**Activity**:
Within the material below, count each line holding the string "Jesus" and return the total alone.

**Provided material**:
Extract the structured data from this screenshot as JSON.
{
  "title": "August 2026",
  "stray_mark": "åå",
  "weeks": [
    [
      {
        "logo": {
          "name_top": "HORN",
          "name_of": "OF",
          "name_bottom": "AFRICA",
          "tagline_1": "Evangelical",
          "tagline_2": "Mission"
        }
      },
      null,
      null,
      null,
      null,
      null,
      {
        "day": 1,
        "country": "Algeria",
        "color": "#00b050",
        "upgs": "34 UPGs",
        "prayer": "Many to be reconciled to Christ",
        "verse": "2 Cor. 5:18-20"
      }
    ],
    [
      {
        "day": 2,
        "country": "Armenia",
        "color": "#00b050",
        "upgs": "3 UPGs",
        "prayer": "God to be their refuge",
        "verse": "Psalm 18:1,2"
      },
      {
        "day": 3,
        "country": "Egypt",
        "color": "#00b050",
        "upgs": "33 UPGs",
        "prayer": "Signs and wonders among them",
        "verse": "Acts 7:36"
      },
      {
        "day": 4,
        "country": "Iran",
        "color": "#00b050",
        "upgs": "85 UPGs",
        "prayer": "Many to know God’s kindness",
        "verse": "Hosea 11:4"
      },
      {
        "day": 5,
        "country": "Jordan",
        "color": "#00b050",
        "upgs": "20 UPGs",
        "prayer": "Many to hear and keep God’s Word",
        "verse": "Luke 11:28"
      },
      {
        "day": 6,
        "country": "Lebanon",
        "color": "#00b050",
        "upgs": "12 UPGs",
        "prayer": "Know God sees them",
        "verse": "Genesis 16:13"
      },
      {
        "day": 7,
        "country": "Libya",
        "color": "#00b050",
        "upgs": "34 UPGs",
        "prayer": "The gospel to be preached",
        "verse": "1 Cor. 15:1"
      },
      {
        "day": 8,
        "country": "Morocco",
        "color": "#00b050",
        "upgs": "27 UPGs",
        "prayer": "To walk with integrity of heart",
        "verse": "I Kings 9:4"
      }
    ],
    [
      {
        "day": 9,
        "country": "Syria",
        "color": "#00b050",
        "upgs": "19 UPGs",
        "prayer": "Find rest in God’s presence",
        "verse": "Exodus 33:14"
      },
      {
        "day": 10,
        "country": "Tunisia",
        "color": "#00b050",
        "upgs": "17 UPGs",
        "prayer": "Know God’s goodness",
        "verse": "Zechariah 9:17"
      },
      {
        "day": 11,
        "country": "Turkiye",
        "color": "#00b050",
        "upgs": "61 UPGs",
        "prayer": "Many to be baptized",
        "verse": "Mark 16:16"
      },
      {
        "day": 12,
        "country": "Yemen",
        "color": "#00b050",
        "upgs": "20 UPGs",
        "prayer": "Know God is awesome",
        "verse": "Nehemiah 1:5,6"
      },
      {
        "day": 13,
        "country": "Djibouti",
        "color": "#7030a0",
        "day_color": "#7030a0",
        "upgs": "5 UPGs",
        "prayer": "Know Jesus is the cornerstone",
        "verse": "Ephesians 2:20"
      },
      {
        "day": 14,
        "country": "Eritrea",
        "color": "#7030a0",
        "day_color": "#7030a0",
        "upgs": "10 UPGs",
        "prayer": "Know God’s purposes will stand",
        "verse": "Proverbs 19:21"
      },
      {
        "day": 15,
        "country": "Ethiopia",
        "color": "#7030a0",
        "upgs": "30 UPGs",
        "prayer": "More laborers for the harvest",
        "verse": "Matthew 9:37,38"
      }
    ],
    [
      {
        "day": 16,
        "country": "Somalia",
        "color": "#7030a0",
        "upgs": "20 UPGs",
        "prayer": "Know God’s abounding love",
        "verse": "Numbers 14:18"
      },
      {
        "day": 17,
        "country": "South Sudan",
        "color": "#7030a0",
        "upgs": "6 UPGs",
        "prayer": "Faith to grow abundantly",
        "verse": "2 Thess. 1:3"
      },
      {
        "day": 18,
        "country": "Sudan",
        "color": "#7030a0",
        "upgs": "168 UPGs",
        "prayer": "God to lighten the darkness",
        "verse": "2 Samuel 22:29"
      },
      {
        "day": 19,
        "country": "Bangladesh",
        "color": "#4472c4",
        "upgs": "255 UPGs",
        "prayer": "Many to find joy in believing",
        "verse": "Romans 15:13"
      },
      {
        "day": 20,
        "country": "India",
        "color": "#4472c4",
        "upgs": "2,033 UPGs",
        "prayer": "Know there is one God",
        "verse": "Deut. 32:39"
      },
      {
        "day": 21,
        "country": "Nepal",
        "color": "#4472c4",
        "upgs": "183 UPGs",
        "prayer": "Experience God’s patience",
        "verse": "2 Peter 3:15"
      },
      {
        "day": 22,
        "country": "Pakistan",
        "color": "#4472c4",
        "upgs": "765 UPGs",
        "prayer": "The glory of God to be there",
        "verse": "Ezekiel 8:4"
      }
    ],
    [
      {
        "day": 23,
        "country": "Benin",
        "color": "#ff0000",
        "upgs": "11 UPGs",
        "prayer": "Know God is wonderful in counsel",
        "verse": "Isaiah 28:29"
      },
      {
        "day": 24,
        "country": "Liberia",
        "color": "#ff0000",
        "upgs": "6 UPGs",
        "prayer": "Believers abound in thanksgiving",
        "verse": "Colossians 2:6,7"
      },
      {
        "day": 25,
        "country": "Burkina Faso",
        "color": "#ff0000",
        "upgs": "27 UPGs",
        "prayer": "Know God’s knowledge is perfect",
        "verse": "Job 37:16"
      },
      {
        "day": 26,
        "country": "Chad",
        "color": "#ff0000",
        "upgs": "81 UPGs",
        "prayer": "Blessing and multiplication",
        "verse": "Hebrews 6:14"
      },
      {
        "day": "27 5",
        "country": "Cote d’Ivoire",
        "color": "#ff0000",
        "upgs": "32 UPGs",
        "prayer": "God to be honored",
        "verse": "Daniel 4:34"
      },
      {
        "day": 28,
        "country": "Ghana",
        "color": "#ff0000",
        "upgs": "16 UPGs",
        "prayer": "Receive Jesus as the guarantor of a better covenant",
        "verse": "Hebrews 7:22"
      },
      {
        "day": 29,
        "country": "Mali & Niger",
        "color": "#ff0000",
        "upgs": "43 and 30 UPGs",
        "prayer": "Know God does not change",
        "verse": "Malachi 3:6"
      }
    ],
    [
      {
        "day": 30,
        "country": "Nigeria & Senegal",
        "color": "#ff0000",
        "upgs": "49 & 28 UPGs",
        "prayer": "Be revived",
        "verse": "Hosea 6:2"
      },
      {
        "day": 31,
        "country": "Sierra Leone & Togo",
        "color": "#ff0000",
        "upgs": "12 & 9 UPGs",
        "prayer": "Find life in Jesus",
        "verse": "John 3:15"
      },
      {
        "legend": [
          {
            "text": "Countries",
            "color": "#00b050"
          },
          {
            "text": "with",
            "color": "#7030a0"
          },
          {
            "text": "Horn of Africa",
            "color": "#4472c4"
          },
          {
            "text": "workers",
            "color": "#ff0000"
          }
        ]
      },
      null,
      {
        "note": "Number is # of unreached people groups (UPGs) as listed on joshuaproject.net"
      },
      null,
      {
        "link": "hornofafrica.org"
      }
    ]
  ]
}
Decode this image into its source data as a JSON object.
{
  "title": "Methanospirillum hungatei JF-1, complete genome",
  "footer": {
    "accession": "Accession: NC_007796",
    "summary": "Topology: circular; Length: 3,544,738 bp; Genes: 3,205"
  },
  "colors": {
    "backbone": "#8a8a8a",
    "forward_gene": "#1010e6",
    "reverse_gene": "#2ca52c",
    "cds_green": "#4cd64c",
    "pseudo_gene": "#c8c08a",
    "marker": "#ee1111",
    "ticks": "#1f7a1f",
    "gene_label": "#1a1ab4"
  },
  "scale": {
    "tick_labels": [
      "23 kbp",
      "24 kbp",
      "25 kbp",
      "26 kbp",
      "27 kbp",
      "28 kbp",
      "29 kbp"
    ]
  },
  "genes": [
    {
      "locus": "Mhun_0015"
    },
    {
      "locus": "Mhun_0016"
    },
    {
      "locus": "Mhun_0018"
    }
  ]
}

**Exercise answer**:
3